··· Records for this exercise
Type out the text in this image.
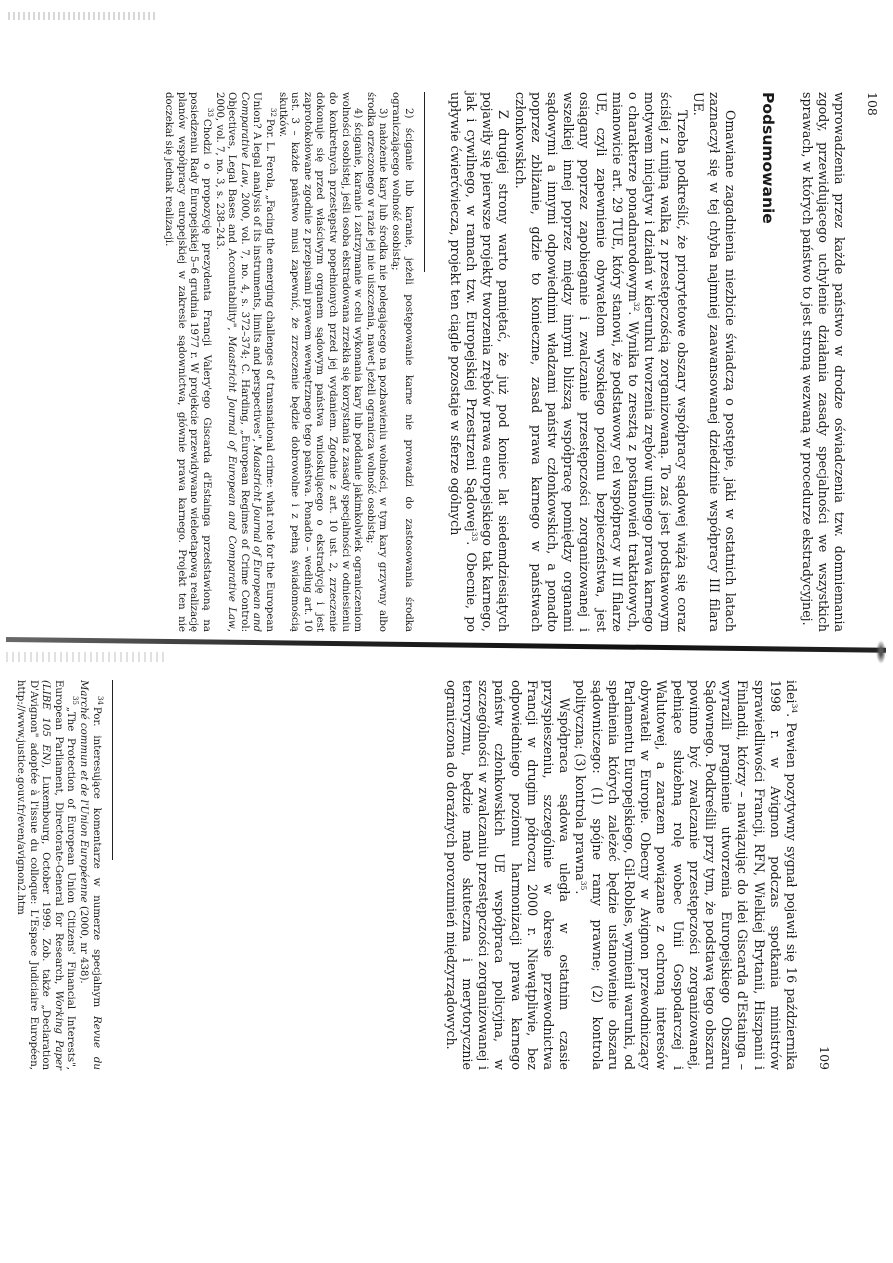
108

wprowadzenia przez każde państwo w drodze oświadczenia tzw. domniemania zgody, przewidującego uchylenie działania zasady specjalności we wszystkich sprawach, w których państwo to jest stroną wezwaną w procedurze ekstradycyjnej.

Podsumowanie

Omawiane zagadnienia niezbicie świadczą o postępie, jaki w ostatnich latach zaznaczył się w tej chyba najmniej zaawansowanej dziedzinie współpracy III filara UE.

Trzeba podkreślić, że priorytetowe obszary współpracy sądowej wiążą się coraz ściślej z unijną walką z przestępczością zorganizowaną. To zaś jest podstawowym motywem inicjatyw i działań w kierunku tworzenia zrębów unijnego prawa karnego o charakterze ponadnarodowym$^{32}$. Wynika to zresztą z postanowień traktatowych, mianowicie art. 29 TUE, który stanowi, że podstawowy cel współpracy w III filarze UE, czyli zapewnienie obywatelom wysokiego poziomu bezpieczeństwa, jest osiągany poprzez zapobieganie i zwalczanie przestępczości zorganizowanej i wszelkiej innej poprzez między innymi bliższą współpracę pomiędzy organami sądowymi a innymi odpowiednimi władzami państw członkowskich, a ponadto poprzez zbliżanie, gdzie to konieczne, zasad prawa karnego w państwach członkowskich.

Z drugiej strony warto pamiętać, że już pod koniec lat siedemdziesiątych pojawiły się pierwsze projekty tworzenia zrębów prawa europejskiego tak karnego, jak i cywilnego, w ramach tzw. Europejskiej Przestrzeni Sądowej$^{33}$. Obecnie, po upływie ćwierćwiecza, projekt ten ciągle pozostaje w sferze ogólnych

2) ściganie lub karanie, jeżeli postępowanie karne nie prowadzi do zastosowania środka ograniczającego wolność osobistą;

3) nałożenie kary lub środka nie polegającego na pozbawieniu wolności, w tym kary grzywny albo środka orzeczonego w razie jej nie uiszczenia, nawet jeżeli ogranicza wolność osobistą;

4) ściganie, karanie i zatrzymanie w celu wykonania kary lub poddanie jakimkolwiek ograniczeniom wolności osobistej, jeśli osoba ekstradowana zrzekła się korzystania z zasady specjalności w odniesieniu do konkretnych przestępstw popełnionych przed jej wydaniem. Zgodnie z art. 10 ust. 2, zrzeczenie dokonuje się przed właściwym organem sądowym państwa wnioskującego o ekstradycję i jest zaprotokołowane zgodnie z przepisami prawem wewnętrznego tego państwa. Ponadto – według art. 10 ust. 3 – każde państwo musi zapewnić, że zrzeczenie będzie dobrowolne i z pełną świadomością skutków.

$^{32}$Por. L. Ferola, „Facing the emerging challenges of transnational crime: what role for the European Union? A legal analysis of its instruments, limits and perspectives", Maastricht Journal of European and Comparative Law, 2000, vol. 7, no. 4, s. 372–374; C. Harding, „European Regimes of Crime Control: Objectives, Legal Bases and Accountability", Maastricht Journal of European and Comparative Law, 2000, vol. 7, no. 3, s. 238–243.

$^{33}$Chodzi o propozycję prezydenta Francji Valery'ego Giscarda d'Estainga przedstawioną na posiedzeniu Rady Europejskiej 5–6 grudnia 1977 r. W projekcie przewidywano wieloetapową realizację planów współpracy europejskiej w zakresie sądownictwa, głównie prawa karnego. Projekt ten nie doczekał się jednak realizacji.

109

idei$^{34}$. Pewien pozytywny sygnał pojawił się 16 października 1998 r. w Avignon podczas spotkania ministrów sprawiedliwości Francji, RFN, Wielkiej Brytanii, Hiszpanii i Finlandii, którzy – nawiązując do idei Giscarda d'Estainga – wyrazili pragnienie utworzenia Europejskiego Obszaru Sądownego. Podkreślili przy tym, że podstawą tego obszaru powinno być zwalczanie przestępczości zorganizowanej, pełniące służebną rolę wobec Unii Gospodarczej i Walutowej, a zarazem powiązane z ochroną interesów obywateli w Europie. Obecny w Avignon przewodniczący Parlamentu Europejskiego, Gil-Robles, wymienił warunki, od spełnienia których zależeć będzie ustanowienie obszaru sądowniczego: (1) spójne ramy prawne; (2) kontrola polityczna; (3) kontrola prawna$^{35}$.

Współpraca sądowa uległa w ostatnim czasie przyspieszeniu, szczególnie w okresie przewodnictwa Francji w drugim półroczu 2000 r. Niewątpliwie, bez odpowiedniego poziomu harmonizacji prawa karnego państw członkowskich UE współpraca policyjna, w szczególności w zwalczaniu przestępczości zorganizowanej i terroryzmu, będzie mało skuteczna i merytorycznie ograniczona do doraźnych porozumień międzyrządowych.

$^{34}$Por. interesujące komentarze w numerze specjalnym Revue du Marché commun et de l'Union Européenne (2000, nr 438).

$^{35}$„The Protection of European Union Citizens' Financial Interests", European Parliament, Directorate-General for Research, Working Paper (LIBE 105 EN), Luxembourg, October 1999. Zob. także „Declaration D'Avignon" adoptée à l'issue du colloque: L'Espace Judiciaire Européen, http://www.justice.gouv.fr/even/avignon2.htm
······
■ Given request
Scan the lines for the string "jeżeli". Pick out every line that has it.

■ Finished exercise
2) ściganie lub karanie, jeżeli postępowanie karne nie prowadzi do zastosowania środka ograniczającego wolność osobistą;
3) nałożenie kary lub środka nie polegającego na pozbawieniu wolności, w tym kary grzywny albo środka orzeczonego w razie jej nie uiszczenia, nawet jeżeli ogranicza wolność osobistą;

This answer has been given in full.